__DO THIS__:
What follows is a set of entries. Repeat them exactly, but not their pictures.

__LISTED ENTRIES__:

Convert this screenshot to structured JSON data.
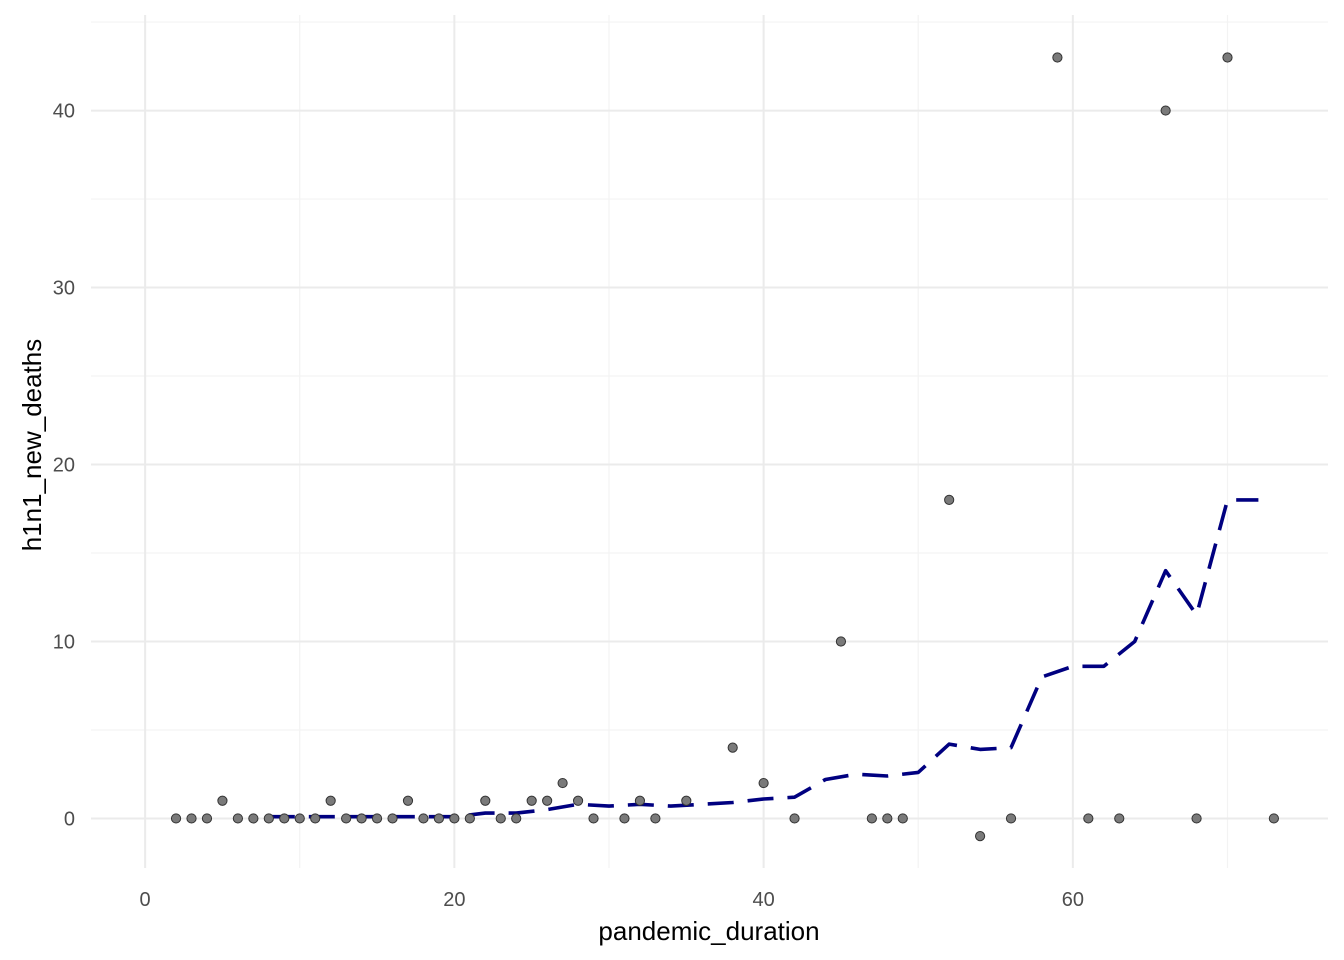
{
  "chart_data": {
    "type": "scatter",
    "title": "",
    "xlabel": "pandemic_duration",
    "ylabel": "h1n1_new_deaths",
    "xlim": [
      -3.5,
      76.5
    ],
    "ylim": [
      -2.8,
      45.4
    ],
    "x_ticks": [
      0,
      20,
      40,
      60
    ],
    "y_ticks": [
      0,
      10,
      20,
      30,
      40
    ],
    "grid": true,
    "legend": "none",
    "colors": {
      "points_fill": "#7a7a7a",
      "points_stroke": "#333333",
      "trend_line": "#000080",
      "grid_major": "#ebebeb",
      "grid_minor": "#f3f3f3"
    },
    "series": [
      {
        "type": "scatter",
        "points": [
          [
            2,
            0
          ],
          [
            3,
            0
          ],
          [
            4,
            0
          ],
          [
            5,
            1
          ],
          [
            6,
            0
          ],
          [
            7,
            0
          ],
          [
            8,
            0
          ],
          [
            9,
            0
          ],
          [
            10,
            0
          ],
          [
            11,
            0
          ],
          [
            12,
            1
          ],
          [
            13,
            0
          ],
          [
            14,
            0
          ],
          [
            15,
            0
          ],
          [
            16,
            0
          ],
          [
            17,
            1
          ],
          [
            18,
            0
          ],
          [
            19,
            0
          ],
          [
            20,
            0
          ],
          [
            21,
            0
          ],
          [
            22,
            1
          ],
          [
            23,
            0
          ],
          [
            24,
            0
          ],
          [
            25,
            1
          ],
          [
            26,
            1
          ],
          [
            27,
            2
          ],
          [
            28,
            1
          ],
          [
            29,
            0
          ],
          [
            31,
            0
          ],
          [
            32,
            1
          ],
          [
            33,
            0
          ],
          [
            35,
            1
          ],
          [
            38,
            4
          ],
          [
            40,
            2
          ],
          [
            42,
            0
          ],
          [
            45,
            10
          ],
          [
            47,
            0
          ],
          [
            48,
            0
          ],
          [
            49,
            0
          ],
          [
            52,
            18
          ],
          [
            54,
            -1
          ],
          [
            56,
            0
          ],
          [
            59,
            43
          ],
          [
            61,
            0
          ],
          [
            63,
            0
          ],
          [
            66,
            40
          ],
          [
            68,
            0
          ],
          [
            70,
            43
          ],
          [
            73,
            0
          ]
        ]
      },
      {
        "type": "line",
        "style": "dashed",
        "points": [
          [
            8,
            0.1
          ],
          [
            10,
            0.1
          ],
          [
            12,
            0.1
          ],
          [
            14,
            0.1
          ],
          [
            16,
            0.1
          ],
          [
            18,
            0.1
          ],
          [
            20,
            0.1
          ],
          [
            22,
            0.3
          ],
          [
            24,
            0.3
          ],
          [
            26,
            0.5
          ],
          [
            28,
            0.8
          ],
          [
            30,
            0.7
          ],
          [
            32,
            0.8
          ],
          [
            34,
            0.7
          ],
          [
            36,
            0.8
          ],
          [
            38,
            0.9
          ],
          [
            40,
            1.1
          ],
          [
            42,
            1.2
          ],
          [
            44,
            2.2
          ],
          [
            46,
            2.5
          ],
          [
            48,
            2.4
          ],
          [
            50,
            2.6
          ],
          [
            52,
            4.2
          ],
          [
            54,
            3.9
          ],
          [
            56,
            4
          ],
          [
            58,
            8
          ],
          [
            60,
            8.6
          ],
          [
            62,
            8.6
          ],
          [
            64,
            10
          ],
          [
            66,
            14
          ],
          [
            68,
            11.5
          ],
          [
            70,
            18
          ],
          [
            72,
            18
          ]
        ]
      }
    ]
  }
}
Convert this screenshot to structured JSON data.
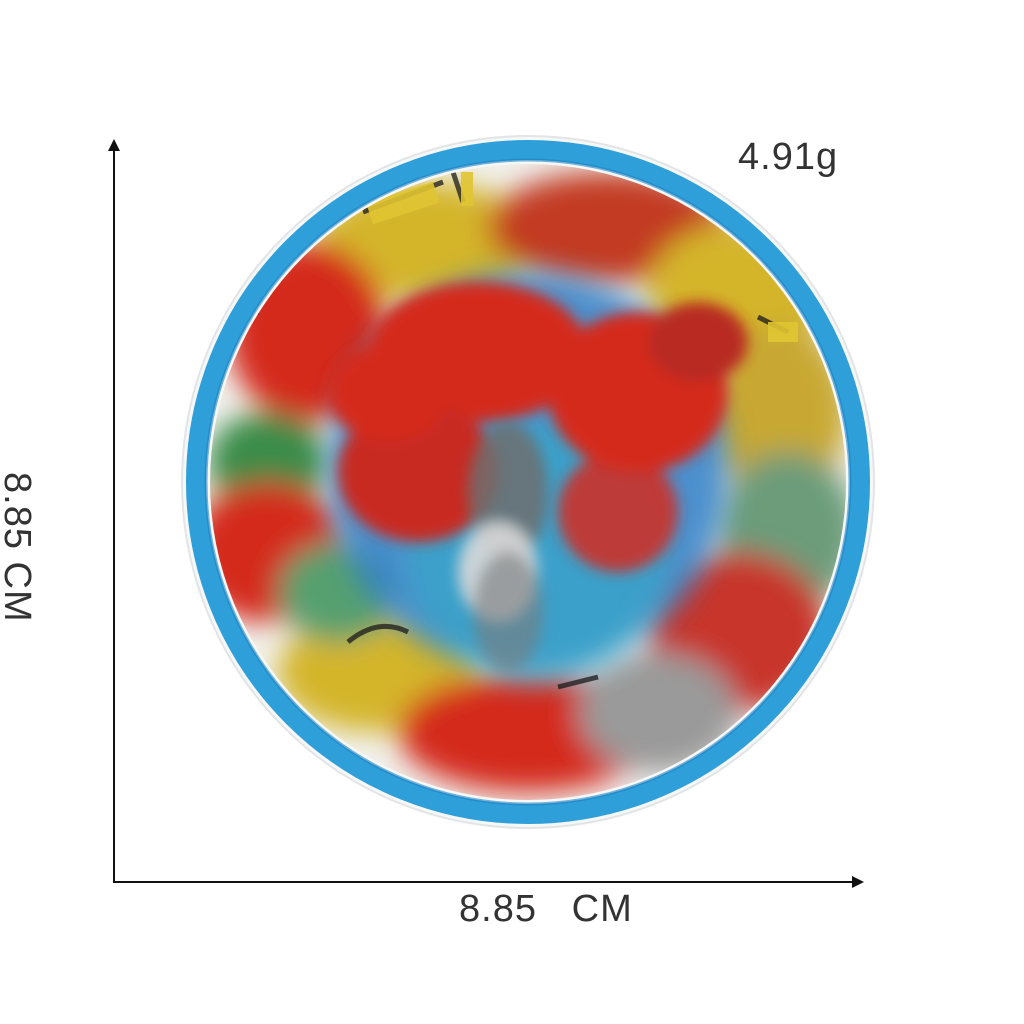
{
  "labels": {
    "weight": "4.91g",
    "width": "8.85   CM",
    "height": "8.85 CM"
  },
  "product": {
    "name_icon": "round-embroidered-patch-icon",
    "colors": {
      "rim": "#2e9fd8",
      "rim_dark": "#1c82c4",
      "fabric": "#f4f4f2",
      "red": "#d42a1e",
      "yellow": "#d4b52c",
      "blue": "#2f7fc8",
      "teal": "#37a6c9",
      "green": "#3a8c4a",
      "gray": "#8f8f8f"
    }
  }
}
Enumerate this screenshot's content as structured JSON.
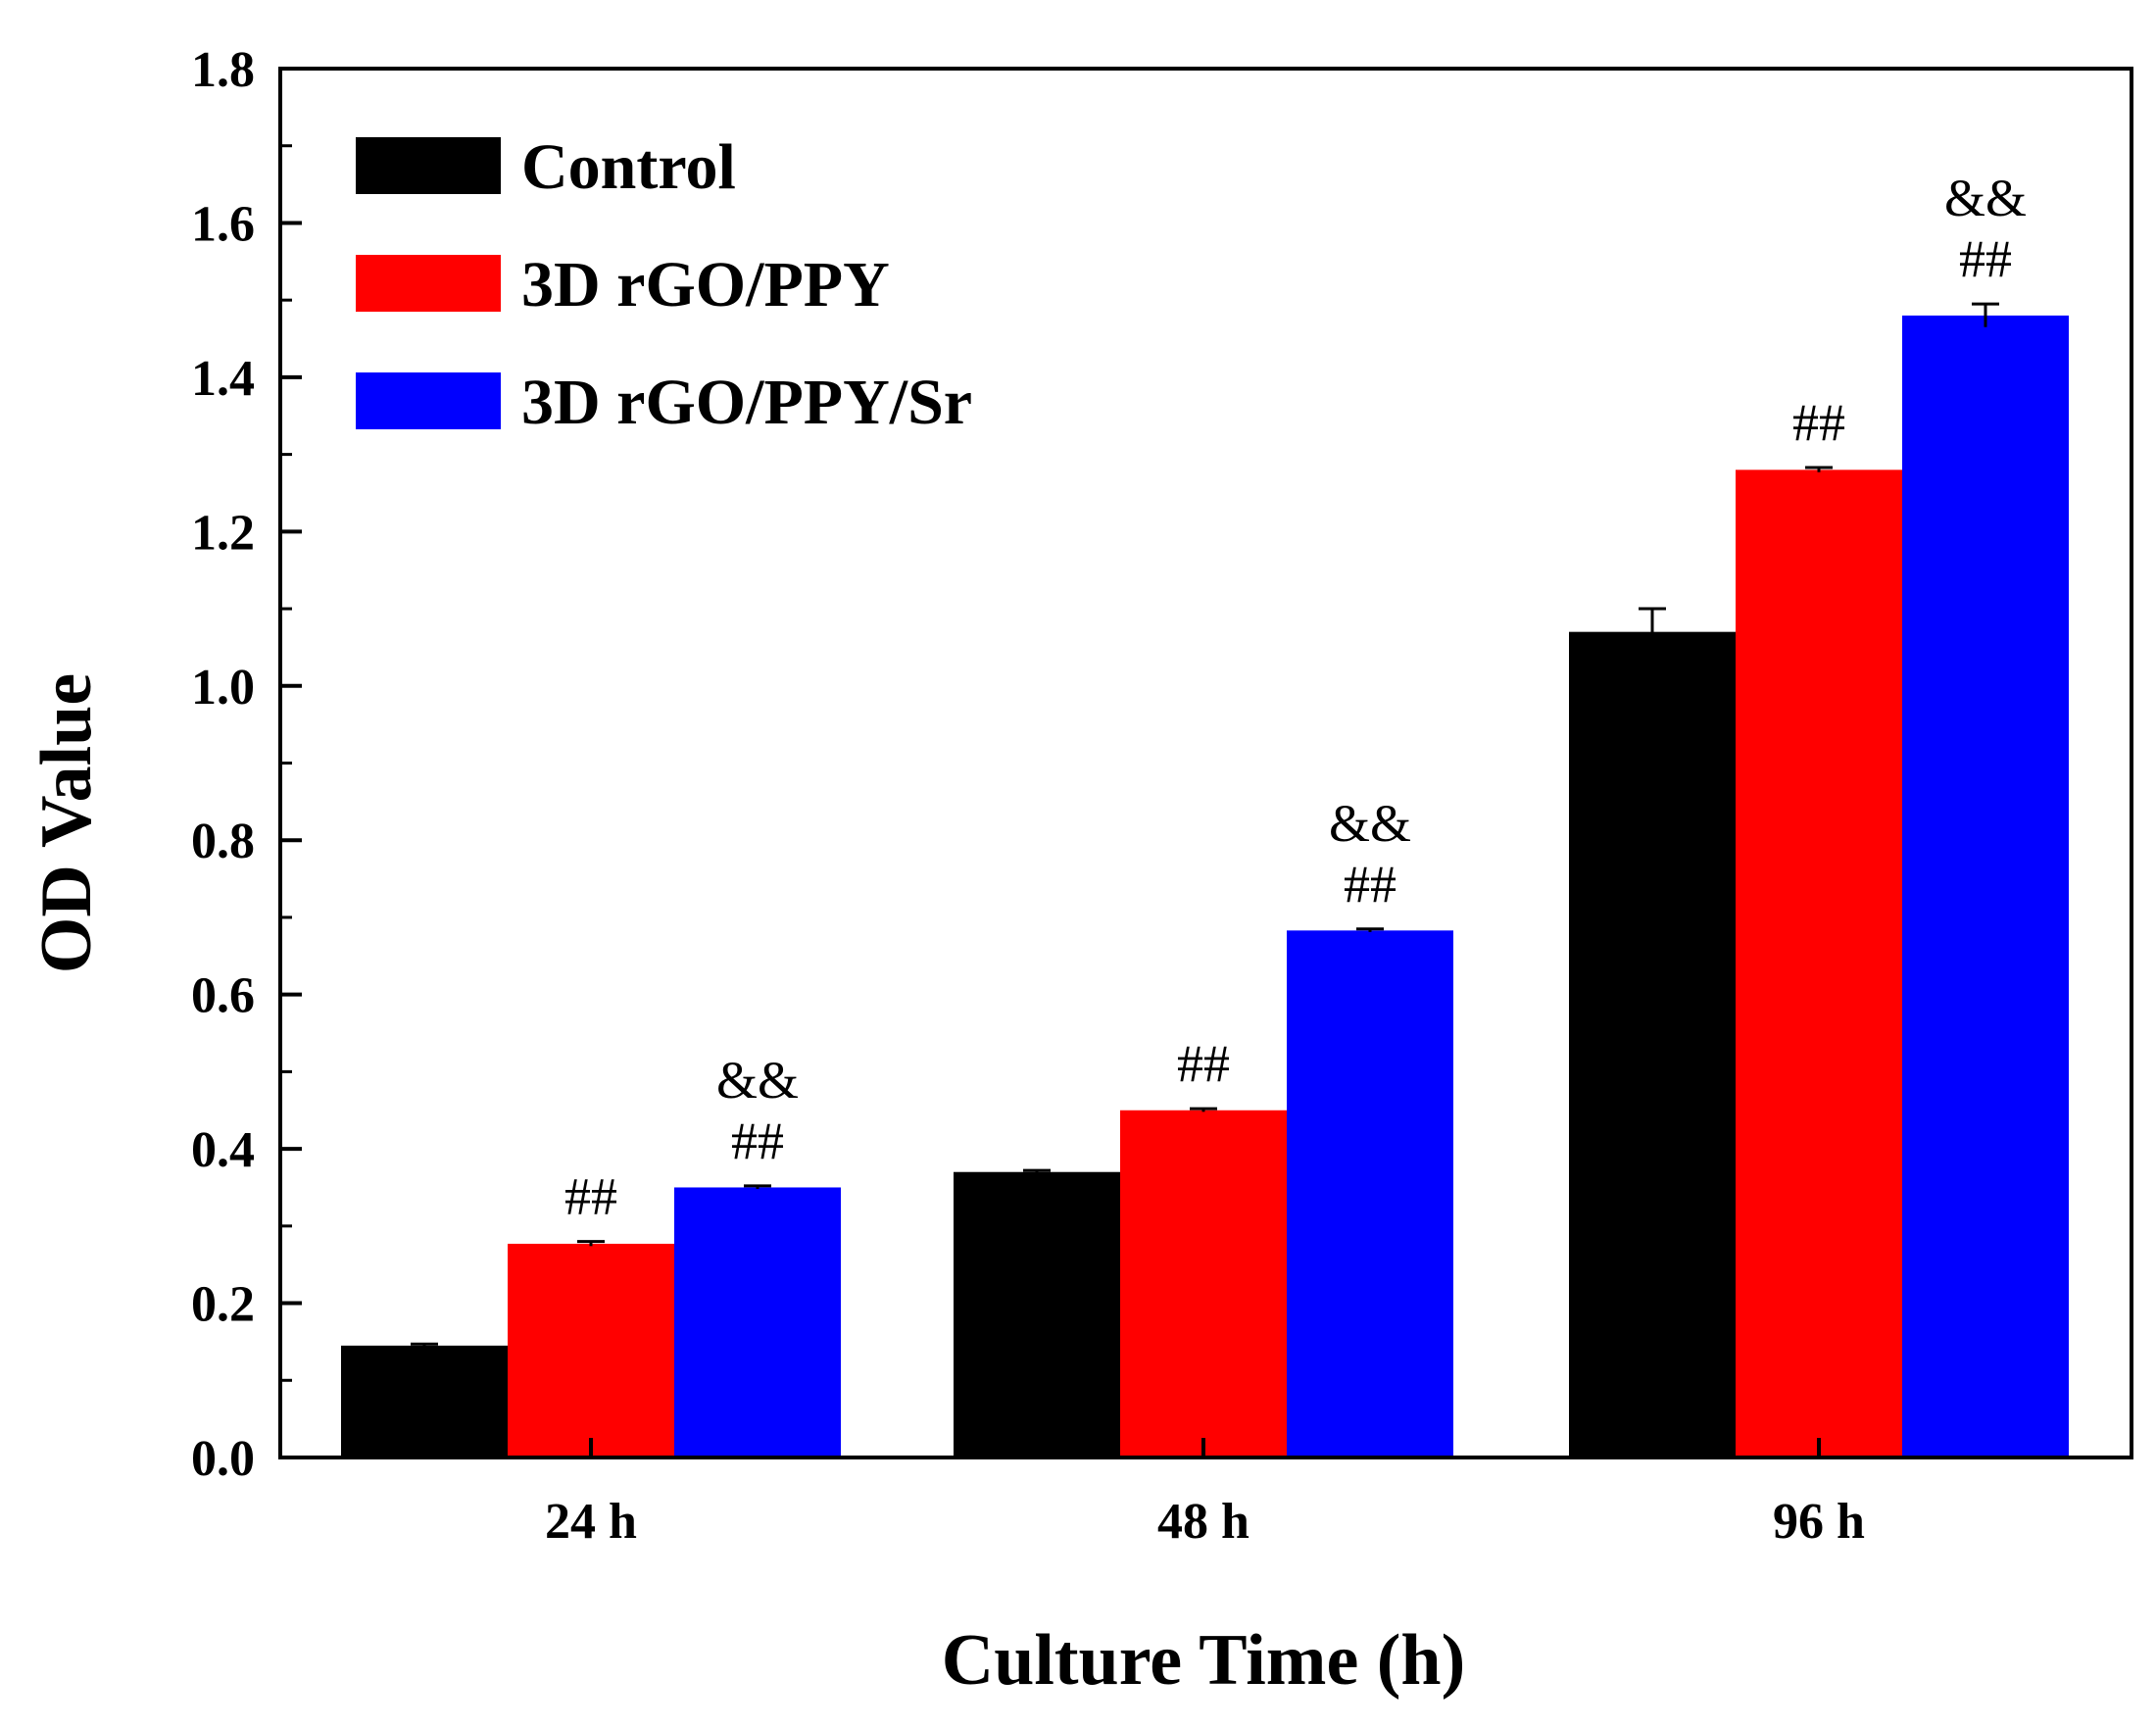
{
  "chart_data": {
    "type": "bar",
    "xlabel": "Culture Time (h)",
    "ylabel": "OD Value",
    "categories": [
      "24 h",
      "48 h",
      "96 h"
    ],
    "ylim": [
      0.0,
      1.8
    ],
    "yticks": [
      "0.0",
      "0.2",
      "0.4",
      "0.6",
      "0.8",
      "1.0",
      "1.2",
      "1.4",
      "1.6",
      "1.8"
    ],
    "legend_position": "top-left",
    "grid": false,
    "series": [
      {
        "name": "Control",
        "color": "#000000",
        "values": [
          0.145,
          0.37,
          1.07
        ],
        "errors": [
          0.002,
          0.002,
          0.03
        ],
        "annotations": [
          [],
          [],
          []
        ]
      },
      {
        "name": "3D rGO/PPY",
        "color": "#ff0000",
        "values": [
          0.277,
          0.45,
          1.28
        ],
        "errors": [
          0.003,
          0.002,
          0.003
        ],
        "annotations": [
          [
            "##"
          ],
          [
            "##"
          ],
          [
            "##"
          ]
        ]
      },
      {
        "name": "3D rGO/PPY/Sr",
        "color": "#0000ff",
        "values": [
          0.35,
          0.683,
          1.48
        ],
        "errors": [
          0.002,
          0.002,
          0.015
        ],
        "annotations": [
          [
            "&&",
            "##"
          ],
          [
            "&&",
            "##"
          ],
          [
            "&&",
            "##"
          ]
        ]
      }
    ]
  }
}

__RESPONSE TO THE EXERCISE__:
Convert this screenshot to structured JSON data.
{
  "chart_data": {
    "type": "scatter",
    "title": "",
    "xlabel": "pandemic_duration",
    "ylabel": "h1n1_new_deaths",
    "xlim": [
      -3.5,
      76.5
    ],
    "ylim": [
      -2.8,
      45.4
    ],
    "x_ticks": [
      0,
      20,
      40,
      60
    ],
    "y_ticks": [
      0,
      10,
      20,
      30,
      40
    ],
    "grid": true,
    "legend": "none",
    "colors": {
      "points_fill": "#7a7a7a",
      "points_stroke": "#333333",
      "trend_line": "#000080",
      "grid_major": "#ebebeb",
      "grid_minor": "#f3f3f3"
    },
    "series": [
      {
        "type": "scatter",
        "points": [
          [
            2,
            0
          ],
          [
            3,
            0
          ],
          [
            4,
            0
          ],
          [
            5,
            1
          ],
          [
            6,
            0
          ],
          [
            7,
            0
          ],
          [
            8,
            0
          ],
          [
            9,
            0
          ],
          [
            10,
            0
          ],
          [
            11,
            0
          ],
          [
            12,
            1
          ],
          [
            13,
            0
          ],
          [
            14,
            0
          ],
          [
            15,
            0
          ],
          [
            16,
            0
          ],
          [
            17,
            1
          ],
          [
            18,
            0
          ],
          [
            19,
            0
          ],
          [
            20,
            0
          ],
          [
            21,
            0
          ],
          [
            22,
            1
          ],
          [
            23,
            0
          ],
          [
            24,
            0
          ],
          [
            25,
            1
          ],
          [
            26,
            1
          ],
          [
            27,
            2
          ],
          [
            28,
            1
          ],
          [
            29,
            0
          ],
          [
            31,
            0
          ],
          [
            32,
            1
          ],
          [
            33,
            0
          ],
          [
            35,
            1
          ],
          [
            38,
            4
          ],
          [
            40,
            2
          ],
          [
            42,
            0
          ],
          [
            45,
            10
          ],
          [
            47,
            0
          ],
          [
            48,
            0
          ],
          [
            49,
            0
          ],
          [
            52,
            18
          ],
          [
            54,
            -1
          ],
          [
            56,
            0
          ],
          [
            59,
            43
          ],
          [
            61,
            0
          ],
          [
            63,
            0
          ],
          [
            66,
            40
          ],
          [
            68,
            0
          ],
          [
            70,
            43
          ],
          [
            73,
            0
          ]
        ]
      },
      {
        "type": "line",
        "style": "dashed",
        "points": [
          [
            8,
            0.1
          ],
          [
            10,
            0.1
          ],
          [
            12,
            0.1
          ],
          [
            14,
            0.1
          ],
          [
            16,
            0.1
          ],
          [
            18,
            0.1
          ],
          [
            20,
            0.1
          ],
          [
            22,
            0.3
          ],
          [
            24,
            0.3
          ],
          [
            26,
            0.5
          ],
          [
            28,
            0.8
          ],
          [
            30,
            0.7
          ],
          [
            32,
            0.8
          ],
          [
            34,
            0.7
          ],
          [
            36,
            0.8
          ],
          [
            38,
            0.9
          ],
          [
            40,
            1.1
          ],
          [
            42,
            1.2
          ],
          [
            44,
            2.2
          ],
          [
            46,
            2.5
          ],
          [
            48,
            2.4
          ],
          [
            50,
            2.6
          ],
          [
            52,
            4.2
          ],
          [
            54,
            3.9
          ],
          [
            56,
            4
          ],
          [
            58,
            8
          ],
          [
            60,
            8.6
          ],
          [
            62,
            8.6
          ],
          [
            64,
            10
          ],
          [
            66,
            14
          ],
          [
            68,
            11.5
          ],
          [
            70,
            18
          ],
          [
            72,
            18
          ]
        ]
      }
    ]
  }
}
Convert this screenshot to structured JSON data.
{
  "labels": {
    "weight": "4.91g",
    "width": "8.85   CM",
    "height": "8.85 CM"
  },
  "product": {
    "name_icon": "round-embroidered-patch-icon",
    "colors": {
      "rim": "#2e9fd8",
      "rim_dark": "#1c82c4",
      "fabric": "#f4f4f2",
      "red": "#d42a1e",
      "yellow": "#d4b52c",
      "blue": "#2f7fc8",
      "teal": "#37a6c9",
      "green": "#3a8c4a",
      "gray": "#8f8f8f"
    }
  }
}
Enumerate this screenshot's content as structured JSON.
{
  "chart_data": {
    "type": "bar",
    "xlabel": "Culture Time (h)",
    "ylabel": "OD Value",
    "categories": [
      "24 h",
      "48 h",
      "96 h"
    ],
    "ylim": [
      0.0,
      1.8
    ],
    "yticks": [
      "0.0",
      "0.2",
      "0.4",
      "0.6",
      "0.8",
      "1.0",
      "1.2",
      "1.4",
      "1.6",
      "1.8"
    ],
    "legend_position": "top-left",
    "grid": false,
    "series": [
      {
        "name": "Control",
        "color": "#000000",
        "values": [
          0.145,
          0.37,
          1.07
        ],
        "errors": [
          0.002,
          0.002,
          0.03
        ],
        "annotations": [
          [],
          [],
          []
        ]
      },
      {
        "name": "3D rGO/PPY",
        "color": "#ff0000",
        "values": [
          0.277,
          0.45,
          1.28
        ],
        "errors": [
          0.003,
          0.002,
          0.003
        ],
        "annotations": [
          [
            "##"
          ],
          [
            "##"
          ],
          [
            "##"
          ]
        ]
      },
      {
        "name": "3D rGO/PPY/Sr",
        "color": "#0000ff",
        "values": [
          0.35,
          0.683,
          1.48
        ],
        "errors": [
          0.002,
          0.002,
          0.015
        ],
        "annotations": [
          [
            "&&",
            "##"
          ],
          [
            "&&",
            "##"
          ],
          [
            "&&",
            "##"
          ]
        ]
      }
    ]
  }
}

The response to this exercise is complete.